Do this
List each line in which the string "وقال" appears.
━━━ Dataset excerpts
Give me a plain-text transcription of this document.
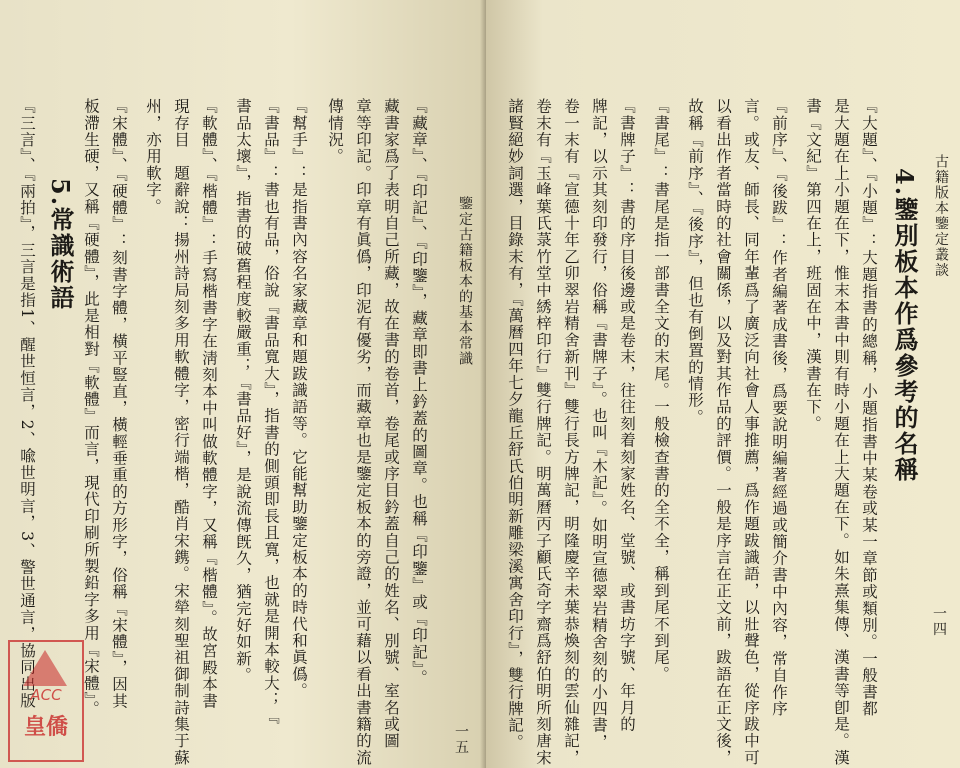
鑒定古籍板本的基本常識
一五
『藏章』、『印記』、『印鑒』，藏章即書上鈐蓋的圖章。也稱『印鑒』或『印記』。
藏書家爲了表明自己所藏，故在書的卷首，卷尾或序目鈐蓋自己的姓名、別號、室名或圖
章等印記。印章有眞僞，印泥有優劣，而藏章也是鑒定板本的旁證，並可藉以看出書籍的流
傳情況。
『幫手』：是指書內容名家藏章和題跋識語等。它能幫助鑒定板本的時代和眞僞。
『書品』：書也有品，俗說『書品寬大』，指書的側頭即長且寬，也就是開本較大；『
書品太壞』，指書的破舊程度較嚴重；『書品好』，是說流傳旣久，猶完好如新。
『軟體』、『楷體』：手寫楷書字在淸刻本中叫做軟體字，又稱『楷體』。故宮殿本書
現存目　題辭說：揚州詩局刻多用軟體字，密行端楷，酷肖宋鎸。宋犖刻聖祖御制詩集于蘇
州，亦用軟字。
『宋體』、『硬體』：刻書字體，橫平豎直，橫輕垂重的方形字，俗稱『宋體』，因其
板滯生硬，又稱『硬體』，此是相對『軟體』而言，現代印刷所製鉛字多用『宋體』。
5.常識術語
『三言』、『兩拍』，三言是指1、醒世恒言，2、喩世明言，3、警世通言，協同出版	古籍版本鑒定叢談
一四
4.鑒別板本作爲參考的名稱
『大題』、『小題』：大題指書的總稱，小題指書中某卷或某一章節或類別。一般書都
是大題在上小題在下，惟末本書中則有時小題在上大題在下。如朱熹集傳、漢書等卽是。漢
書『文紀』第四在上，班固在中，漢書在下。
『前序』、『後跋』：作者編著成書後，爲要說明編著經過或簡介書中內容，常自作序
言。或友、師長、同年輩爲了廣泛向社會人事推薦，爲作題跋識語，以壯聲色，從序跋中可
以看出作者當時的社會關係，以及對其作品的評價。一般是序言在正文前，跋語在正文後，
故稱『前序』、『後序』，但也有倒置的情形。
『書尾』：書尾是指一部書全文的末尾。一般檢查書的全不全，稱到尾不到尾。
『書牌子』：書的序目後邊或是卷末，往往刻着刻家姓名、堂號、或書坊字號、年月的
牌記，以示其刻印發行，俗稱『書牌子』。也叫『木記』。如明宣德翠岩精舍刻的小四書，
卷一末有『宣德十年乙卯翠岩精舍新刊』雙行長方牌記，明隆慶辛未葉恭煥刻的雲仙雜記，
卷末有『玉峰葉氏菉竹堂中綉梓印行』雙行牌記。明萬曆丙子顧氏奇字齋爲舒伯明所刻唐宋
諸賢絕妙詞選，目錄末有，『萬曆四年七夕龍丘舒氏伯明新雕梁溪寓舍印行』，雙行牌記。
ACC
皇僑
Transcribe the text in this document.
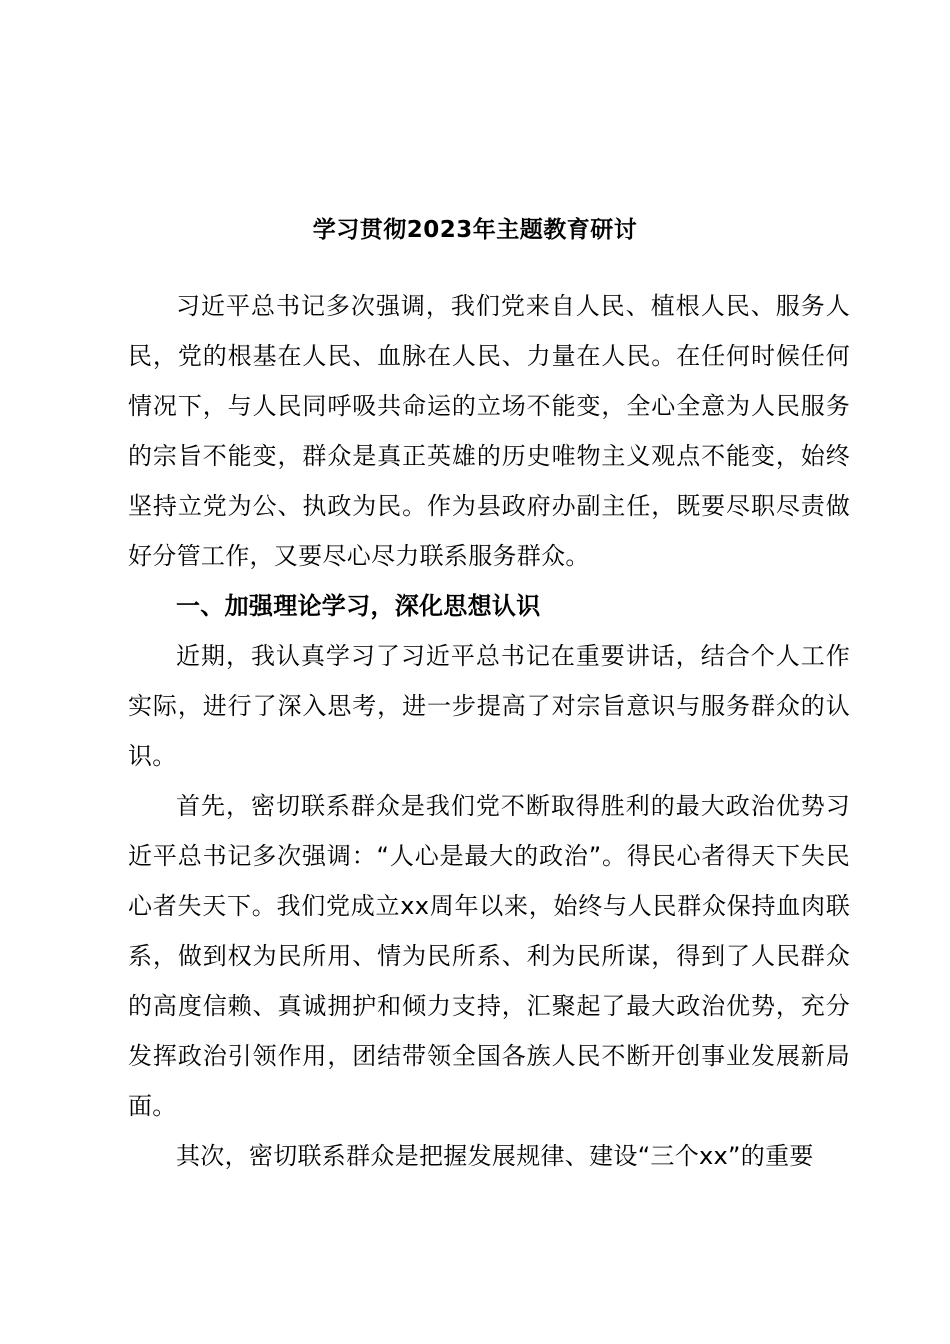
学习贯彻2023年主题教育研讨

习近平总书记多次强调，我们党来自人民、植根人民、服务人民，党的根基在人民、血脉在人民、力量在人民。在任何时候任何情况下，与人民同呼吸共命运的立场不能变，全心全意为人民服务的宗旨不能变，群众是真正英雄的历史唯物主义观点不能变，始终坚持立党为公、执政为民。作为县政府办副主任，既要尽职尽责做好分管工作，又要尽心尽力联系服务群众。

一、加强理论学习，深化思想认识

近期，我认真学习了习近平总书记在重要讲话，结合个人工作实际，进行了深入思考，进一步提高了对宗旨意识与服务群众的认识。

首先，密切联系群众是我们党不断取得胜利的最大政治优势习近平总书记多次强调：“人心是最大的政治”。得民心者得天下失民心者失天下。我们党成立xx周年以来，始终与人民群众保持血肉联系，做到权为民所用、情为民所系、利为民所谋，得到了人民群众的高度信赖、真诚拥护和倾力支持，汇聚起了最大政治优势，充分发挥政治引领作用，团结带领全国各族人民不断开创事业发展新局面。

其次，密切联系群众是把握发展规律、建设“三个xx”的重要
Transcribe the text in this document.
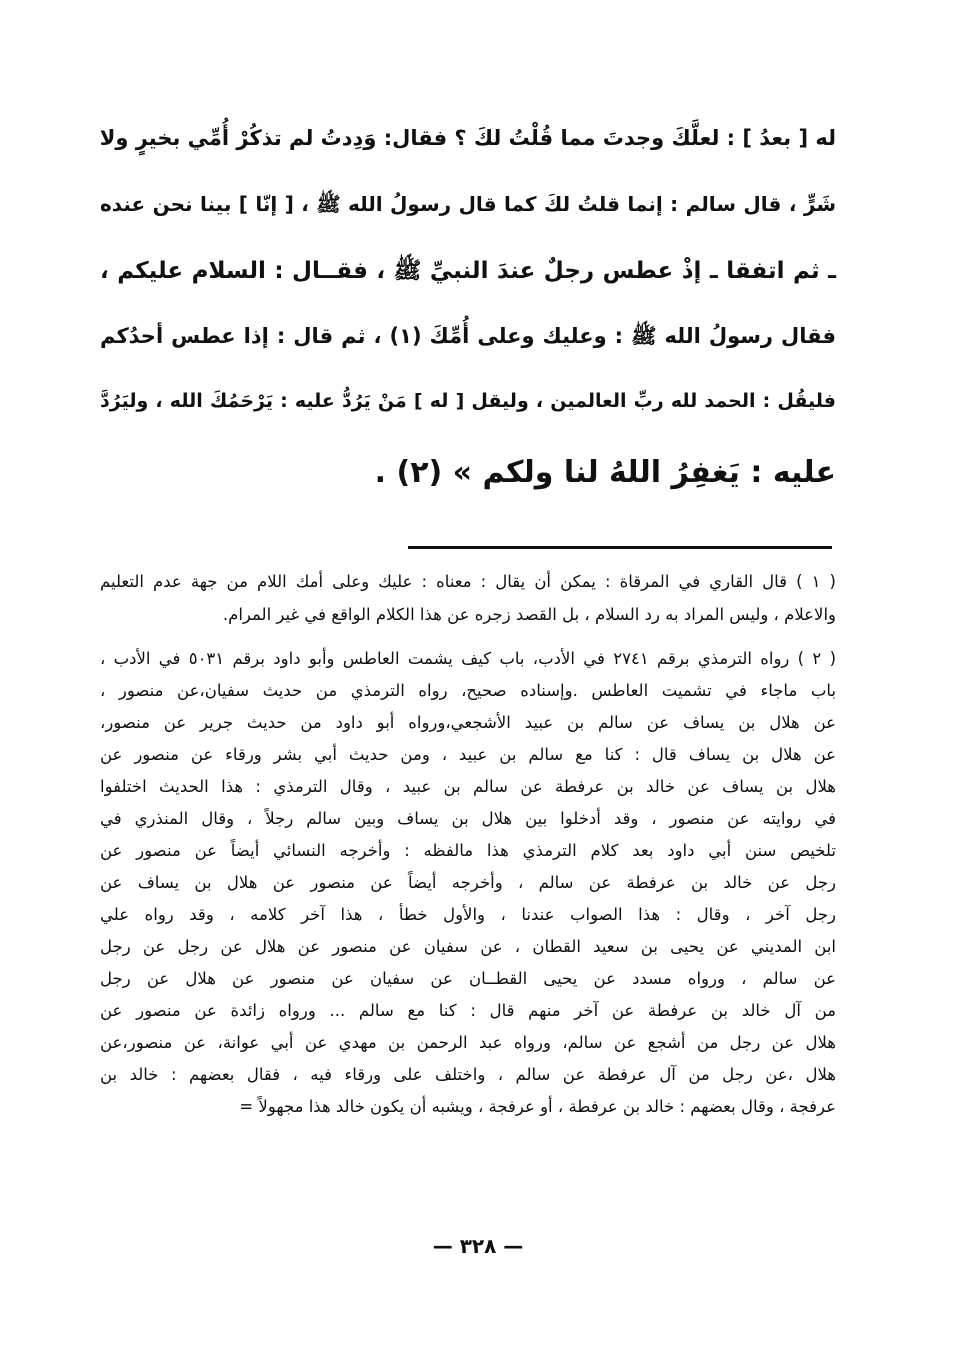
له [ بعدُ ] : لعلَّكَ وجدتَ مما قُلْتُ لكَ ؟ فقال: وَدِدتُ لم تذكُرْ أُمِّي بخيرٍ ولا
شَرٍّ ، قال سالم : إنما قلتُ لكَ كما قال رسولُ الله ﷺ ، [ إنّا ] بينا نحن عنده
ـ ثم اتفقا ـ إذْ عطس رجلٌ عندَ النبيِّ ﷺ ، فقــال : السلام عليكم ،
فقال رسولُ الله ﷺ : وعليك وعلى أُمِّكَ (١) ، ثم قال : إذا عطس أحدُكم
فليقُل : الحمد لله ربِّ العالمين ، وليقل [ له ] مَنْ يَرُدُّ عليه : يَرْحَمُكَ الله ، وليَرُدَّ
عليه : يَغفِرُ اللهُ لنا ولكم » (٢) .
( ١ ) قال القاري في المرقاة : يمكن أن يقال : معناه : عليك وعلى أمك اللام من جهة عدم التعليم
والاعلام ، وليس المراد به رد السلام ، بل القصد زجره عن هذا الكلام الواقع في غير المرام.
( ٢ ) رواه الترمذي برقم ٢٧٤١ في الأدب، باب كيف يشمت العاطس وأبو داود برقم ٥٠٣١ في الأدب ،
باب ماجاء في تشميت العاطس .وإسناده صحيح، رواه الترمذي من حديث سفيان،عن منصور ،
عن هلال بن يساف عن سالم بن عبيد الأشجعي،ورواه أبو داود من حديث جرير عن منصور،
عن هلال بن يساف قال : كنا مع سالم بن عبيد ، ومن حديث أبي بشر ورقاء عن منصور عن
هلال بن يساف عن خالد بن عرفطة عن سالم بن عبيد ، وقال الترمذي : هذا الحديث اختلفوا
في روايته عن منصور ، وقد أدخلوا بين هلال بن يساف وبين سالم رجلاً ، وقال المنذري في
تلخيص سنن أبي داود بعد كلام الترمذي هذا مالفظه : وأخرجه النسائي أيضاً عن منصور عن
رجل عن خالد بن عرفطة عن سالم ، وأخرجه أيضاً عن منصور عن هلال بن يساف عن
رجل آخر ، وقال : هذا الصواب عندنا ، والأول خطأ ، هذا آخر كلامه ، وقد رواه علي
ابن المديني عن يحيى بن سعيد القطان ، عن سفيان عن منصور عن هلال عن رجل عن رجل
عن سالم ، ورواه مسدد عن يحيى القطــان عن سفيان عن منصور عن هلال عن رجل
من آل خالد بن عرفطة عن آخر منهم قال : كنا مع سالم ... ورواه زائدة عن منصور عن
هلال عن رجل من أشجع عن سالم، ورواه عبد الرحمن بن مهدي عن أبي عوانة، عن منصور،عن
هلال ،عن رجل من آل عرفطة عن سالم ، واختلف على ورقاء فيه ، فقال بعضهم : خالد بن
عرفجة ، وقال بعضهم : خالد بن عرفطة ، أو عرفجة ، ويشبه أن يكون خالد هذا مجهولاً =
— ٣٢٨ —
━━━━━━
Finished answer
هلال بن يساف عن خالد بن عرفطة عن سالم بن عبيد ، وقال الترمذي : هذا الحديث اختلفوا
في روايته عن منصور ، وقد أدخلوا بين هلال بن يساف وبين سالم رجلاً ، وقال المنذري في
رجل آخر ، وقال : هذا الصواب عندنا ، والأول خطأ ، هذا آخر كلامه ، وقد رواه علي
عرفجة ، وقال بعضهم : خالد بن عرفطة ، أو عرفجة ، ويشبه أن يكون خالد هذا مجهولاً =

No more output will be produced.